## SET EXERCISE
Give the data again, word for word.

## THE DATA
+++++
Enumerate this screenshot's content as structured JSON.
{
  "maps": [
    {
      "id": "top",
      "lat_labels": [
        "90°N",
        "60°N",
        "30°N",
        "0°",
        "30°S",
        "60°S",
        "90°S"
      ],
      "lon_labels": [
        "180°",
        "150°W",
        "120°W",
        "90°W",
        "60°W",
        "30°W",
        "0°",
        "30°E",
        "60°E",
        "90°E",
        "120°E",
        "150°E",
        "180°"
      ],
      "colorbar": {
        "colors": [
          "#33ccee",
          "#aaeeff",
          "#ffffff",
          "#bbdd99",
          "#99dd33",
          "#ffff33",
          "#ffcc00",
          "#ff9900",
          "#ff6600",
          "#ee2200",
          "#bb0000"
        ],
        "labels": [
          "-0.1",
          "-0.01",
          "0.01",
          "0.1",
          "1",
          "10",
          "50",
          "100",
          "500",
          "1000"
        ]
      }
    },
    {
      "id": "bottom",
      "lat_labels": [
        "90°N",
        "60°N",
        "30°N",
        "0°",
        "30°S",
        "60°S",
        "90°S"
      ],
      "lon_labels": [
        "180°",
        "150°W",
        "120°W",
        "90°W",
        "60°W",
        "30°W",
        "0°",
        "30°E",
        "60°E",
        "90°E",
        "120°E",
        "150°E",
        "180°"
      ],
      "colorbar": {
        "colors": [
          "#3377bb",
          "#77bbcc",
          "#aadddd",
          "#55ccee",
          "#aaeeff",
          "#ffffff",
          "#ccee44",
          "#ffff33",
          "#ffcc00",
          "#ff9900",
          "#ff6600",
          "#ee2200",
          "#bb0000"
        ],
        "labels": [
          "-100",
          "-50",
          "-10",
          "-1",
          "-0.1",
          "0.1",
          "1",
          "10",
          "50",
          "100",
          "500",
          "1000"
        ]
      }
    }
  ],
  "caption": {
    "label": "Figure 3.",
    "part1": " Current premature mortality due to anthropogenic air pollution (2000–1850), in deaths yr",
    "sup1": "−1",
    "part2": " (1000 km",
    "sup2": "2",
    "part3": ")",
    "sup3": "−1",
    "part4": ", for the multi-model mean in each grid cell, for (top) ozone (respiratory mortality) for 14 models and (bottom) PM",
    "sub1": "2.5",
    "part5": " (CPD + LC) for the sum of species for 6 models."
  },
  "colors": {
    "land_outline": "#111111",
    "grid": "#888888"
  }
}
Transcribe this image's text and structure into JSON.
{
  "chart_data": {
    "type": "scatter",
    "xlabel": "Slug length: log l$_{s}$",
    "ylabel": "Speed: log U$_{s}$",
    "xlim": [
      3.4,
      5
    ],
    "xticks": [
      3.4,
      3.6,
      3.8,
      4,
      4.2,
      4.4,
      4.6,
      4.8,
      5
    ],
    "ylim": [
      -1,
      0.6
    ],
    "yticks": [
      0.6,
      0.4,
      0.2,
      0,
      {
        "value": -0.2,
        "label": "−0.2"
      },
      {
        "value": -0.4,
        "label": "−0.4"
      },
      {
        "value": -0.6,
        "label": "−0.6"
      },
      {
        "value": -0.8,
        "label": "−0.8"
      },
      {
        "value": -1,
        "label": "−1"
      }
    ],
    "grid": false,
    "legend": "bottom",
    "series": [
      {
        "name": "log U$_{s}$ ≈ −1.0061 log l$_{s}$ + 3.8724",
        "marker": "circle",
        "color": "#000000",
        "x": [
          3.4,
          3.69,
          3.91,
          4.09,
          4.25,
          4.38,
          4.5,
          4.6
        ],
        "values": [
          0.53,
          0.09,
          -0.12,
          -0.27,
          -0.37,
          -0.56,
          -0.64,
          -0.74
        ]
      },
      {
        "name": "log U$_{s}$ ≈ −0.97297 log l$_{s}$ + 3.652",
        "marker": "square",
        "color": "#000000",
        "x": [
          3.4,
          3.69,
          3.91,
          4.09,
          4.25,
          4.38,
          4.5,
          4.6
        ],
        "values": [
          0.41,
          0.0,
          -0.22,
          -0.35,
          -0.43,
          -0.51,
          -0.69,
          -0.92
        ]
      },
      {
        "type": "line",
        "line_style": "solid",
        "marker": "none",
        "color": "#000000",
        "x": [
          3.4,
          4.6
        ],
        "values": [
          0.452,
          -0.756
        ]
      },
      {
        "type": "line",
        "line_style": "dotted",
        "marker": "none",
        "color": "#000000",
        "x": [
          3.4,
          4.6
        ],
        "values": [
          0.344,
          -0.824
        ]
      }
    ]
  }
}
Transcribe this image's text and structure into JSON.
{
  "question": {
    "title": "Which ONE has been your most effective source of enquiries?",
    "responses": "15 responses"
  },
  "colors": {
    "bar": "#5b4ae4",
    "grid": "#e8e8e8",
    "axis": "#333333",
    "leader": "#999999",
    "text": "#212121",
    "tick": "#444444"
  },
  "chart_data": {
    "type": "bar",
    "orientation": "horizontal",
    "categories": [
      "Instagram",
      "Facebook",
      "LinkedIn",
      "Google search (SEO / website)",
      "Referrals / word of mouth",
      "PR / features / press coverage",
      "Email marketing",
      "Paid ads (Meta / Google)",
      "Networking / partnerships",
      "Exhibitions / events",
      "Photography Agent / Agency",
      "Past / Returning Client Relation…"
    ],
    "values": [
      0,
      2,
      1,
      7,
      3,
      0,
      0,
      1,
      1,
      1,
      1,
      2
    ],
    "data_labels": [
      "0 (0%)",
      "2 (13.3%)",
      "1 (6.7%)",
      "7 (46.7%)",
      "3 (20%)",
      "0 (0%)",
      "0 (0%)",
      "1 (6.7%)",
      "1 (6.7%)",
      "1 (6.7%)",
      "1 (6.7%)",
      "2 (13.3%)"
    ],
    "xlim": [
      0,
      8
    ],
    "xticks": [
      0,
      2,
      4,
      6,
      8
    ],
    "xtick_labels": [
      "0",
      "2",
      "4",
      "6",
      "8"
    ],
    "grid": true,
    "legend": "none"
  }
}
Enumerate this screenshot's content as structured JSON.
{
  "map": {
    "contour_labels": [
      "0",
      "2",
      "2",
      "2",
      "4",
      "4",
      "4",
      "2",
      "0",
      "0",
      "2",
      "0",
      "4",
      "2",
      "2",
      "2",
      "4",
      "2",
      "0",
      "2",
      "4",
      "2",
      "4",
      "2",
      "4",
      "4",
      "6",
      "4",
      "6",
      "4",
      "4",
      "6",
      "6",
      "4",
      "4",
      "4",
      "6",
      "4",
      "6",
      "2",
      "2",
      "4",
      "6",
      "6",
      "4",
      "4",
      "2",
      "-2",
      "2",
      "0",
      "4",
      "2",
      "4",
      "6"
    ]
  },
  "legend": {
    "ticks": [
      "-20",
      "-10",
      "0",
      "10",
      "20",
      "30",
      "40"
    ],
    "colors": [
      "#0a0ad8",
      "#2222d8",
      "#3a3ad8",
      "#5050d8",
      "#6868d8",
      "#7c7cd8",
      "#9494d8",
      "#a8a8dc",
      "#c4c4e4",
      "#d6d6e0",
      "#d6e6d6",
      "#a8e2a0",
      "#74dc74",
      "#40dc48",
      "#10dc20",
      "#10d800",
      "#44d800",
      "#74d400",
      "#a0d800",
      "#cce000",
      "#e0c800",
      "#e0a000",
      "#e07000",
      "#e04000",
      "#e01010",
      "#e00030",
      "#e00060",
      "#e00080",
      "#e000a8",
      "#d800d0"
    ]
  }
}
+++++
## RESULT OF THE EXERCISE
Enumerate this screenshot's content as structured JSON.
{
  "maps": [
    {
      "id": "top",
      "lat_labels": [
        "90°N",
        "60°N",
        "30°N",
        "0°",
        "30°S",
        "60°S",
        "90°S"
      ],
      "lon_labels": [
        "180°",
        "150°W",
        "120°W",
        "90°W",
        "60°W",
        "30°W",
        "0°",
        "30°E",
        "60°E",
        "90°E",
        "120°E",
        "150°E",
        "180°"
      ],
      "colorbar": {
        "colors": [
          "#33ccee",
          "#aaeeff",
          "#ffffff",
          "#bbdd99",
          "#99dd33",
          "#ffff33",
          "#ffcc00",
          "#ff9900",
          "#ff6600",
          "#ee2200",
          "#bb0000"
        ],
        "labels": [
          "-0.1",
          "-0.01",
          "0.01",
          "0.1",
          "1",
          "10",
          "50",
          "100",
          "500",
          "1000"
        ]
      }
    },
    {
      "id": "bottom",
      "lat_labels": [
        "90°N",
        "60°N",
        "30°N",
        "0°",
        "30°S",
        "60°S",
        "90°S"
      ],
      "lon_labels": [
        "180°",
        "150°W",
        "120°W",
        "90°W",
        "60°W",
        "30°W",
        "0°",
        "30°E",
        "60°E",
        "90°E",
        "120°E",
        "150°E",
        "180°"
      ],
      "colorbar": {
        "colors": [
          "#3377bb",
          "#77bbcc",
          "#aadddd",
          "#55ccee",
          "#aaeeff",
          "#ffffff",
          "#ccee44",
          "#ffff33",
          "#ffcc00",
          "#ff9900",
          "#ff6600",
          "#ee2200",
          "#bb0000"
        ],
        "labels": [
          "-100",
          "-50",
          "-10",
          "-1",
          "-0.1",
          "0.1",
          "1",
          "10",
          "50",
          "100",
          "500",
          "1000"
        ]
      }
    }
  ],
  "caption": {
    "label": "Figure 3.",
    "part1": " Current premature mortality due to anthropogenic air pollution (2000–1850), in deaths yr",
    "sup1": "−1",
    "part2": " (1000 km",
    "sup2": "2",
    "part3": ")",
    "sup3": "−1",
    "part4": ", for the multi-model mean in each grid cell, for (top) ozone (respiratory mortality) for 14 models and (bottom) PM",
    "sub1": "2.5",
    "part5": " (CPD + LC) for the sum of species for 6 models."
  },
  "colors": {
    "land_outline": "#111111",
    "grid": "#888888"
  }
}
Transcribe this image's text and structure into JSON.
{
  "chart_data": {
    "type": "scatter",
    "xlabel": "Slug length: log l$_{s}$",
    "ylabel": "Speed: log U$_{s}$",
    "xlim": [
      3.4,
      5
    ],
    "xticks": [
      3.4,
      3.6,
      3.8,
      4,
      4.2,
      4.4,
      4.6,
      4.8,
      5
    ],
    "ylim": [
      -1,
      0.6
    ],
    "yticks": [
      0.6,
      0.4,
      0.2,
      0,
      {
        "value": -0.2,
        "label": "−0.2"
      },
      {
        "value": -0.4,
        "label": "−0.4"
      },
      {
        "value": -0.6,
        "label": "−0.6"
      },
      {
        "value": -0.8,
        "label": "−0.8"
      },
      {
        "value": -1,
        "label": "−1"
      }
    ],
    "grid": false,
    "legend": "bottom",
    "series": [
      {
        "name": "log U$_{s}$ ≈ −1.0061 log l$_{s}$ + 3.8724",
        "marker": "circle",
        "color": "#000000",
        "x": [
          3.4,
          3.69,
          3.91,
          4.09,
          4.25,
          4.38,
          4.5,
          4.6
        ],
        "values": [
          0.53,
          0.09,
          -0.12,
          -0.27,
          -0.37,
          -0.56,
          -0.64,
          -0.74
        ]
      },
      {
        "name": "log U$_{s}$ ≈ −0.97297 log l$_{s}$ + 3.652",
        "marker": "square",
        "color": "#000000",
        "x": [
          3.4,
          3.69,
          3.91,
          4.09,
          4.25,
          4.38,
          4.5,
          4.6
        ],
        "values": [
          0.41,
          0.0,
          -0.22,
          -0.35,
          -0.43,
          -0.51,
          -0.69,
          -0.92
        ]
      },
      {
        "type": "line",
        "line_style": "solid",
        "marker": "none",
        "color": "#000000",
        "x": [
          3.4,
          4.6
        ],
        "values": [
          0.452,
          -0.756
        ]
      },
      {
        "type": "line",
        "line_style": "dotted",
        "marker": "none",
        "color": "#000000",
        "x": [
          3.4,
          4.6
        ],
        "values": [
          0.344,
          -0.824
        ]
      }
    ]
  }
}
Transcribe this image's text and structure into JSON.
{
  "question": {
    "title": "Which ONE has been your most effective source of enquiries?",
    "responses": "15 responses"
  },
  "colors": {
    "bar": "#5b4ae4",
    "grid": "#e8e8e8",
    "axis": "#333333",
    "leader": "#999999",
    "text": "#212121",
    "tick": "#444444"
  },
  "chart_data": {
    "type": "bar",
    "orientation": "horizontal",
    "categories": [
      "Instagram",
      "Facebook",
      "LinkedIn",
      "Google search (SEO / website)",
      "Referrals / word of mouth",
      "PR / features / press coverage",
      "Email marketing",
      "Paid ads (Meta / Google)",
      "Networking / partnerships",
      "Exhibitions / events",
      "Photography Agent / Agency",
      "Past / Returning Client Relation…"
    ],
    "values": [
      0,
      2,
      1,
      7,
      3,
      0,
      0,
      1,
      1,
      1,
      1,
      2
    ],
    "data_labels": [
      "0 (0%)",
      "2 (13.3%)",
      "1 (6.7%)",
      "7 (46.7%)",
      "3 (20%)",
      "0 (0%)",
      "0 (0%)",
      "1 (6.7%)",
      "1 (6.7%)",
      "1 (6.7%)",
      "1 (6.7%)",
      "2 (13.3%)"
    ],
    "xlim": [
      0,
      8
    ],
    "xticks": [
      0,
      2,
      4,
      6,
      8
    ],
    "xtick_labels": [
      "0",
      "2",
      "4",
      "6",
      "8"
    ],
    "grid": true,
    "legend": "none"
  }
}
Enumerate this screenshot's content as structured JSON.
{
  "map": {
    "contour_labels": [
      "0",
      "2",
      "2",
      "2",
      "4",
      "4",
      "4",
      "2",
      "0",
      "0",
      "2",
      "0",
      "4",
      "2",
      "2",
      "2",
      "4",
      "2",
      "0",
      "2",
      "4",
      "2",
      "4",
      "2",
      "4",
      "4",
      "6",
      "4",
      "6",
      "4",
      "4",
      "6",
      "6",
      "4",
      "4",
      "4",
      "6",
      "4",
      "6",
      "2",
      "2",
      "4",
      "6",
      "6",
      "4",
      "4",
      "2",
      "-2",
      "2",
      "0",
      "4",
      "2",
      "4",
      "6"
    ]
  },
  "legend": {
    "ticks": [
      "-20",
      "-10",
      "0",
      "10",
      "20",
      "30",
      "40"
    ],
    "colors": [
      "#0a0ad8",
      "#2222d8",
      "#3a3ad8",
      "#5050d8",
      "#6868d8",
      "#7c7cd8",
      "#9494d8",
      "#a8a8dc",
      "#c4c4e4",
      "#d6d6e0",
      "#d6e6d6",
      "#a8e2a0",
      "#74dc74",
      "#40dc48",
      "#10dc20",
      "#10d800",
      "#44d800",
      "#74d400",
      "#a0d800",
      "#cce000",
      "#e0c800",
      "#e0a000",
      "#e07000",
      "#e04000",
      "#e01010",
      "#e00030",
      "#e00060",
      "#e00080",
      "#e000a8",
      "#d800d0"
    ]
  }
}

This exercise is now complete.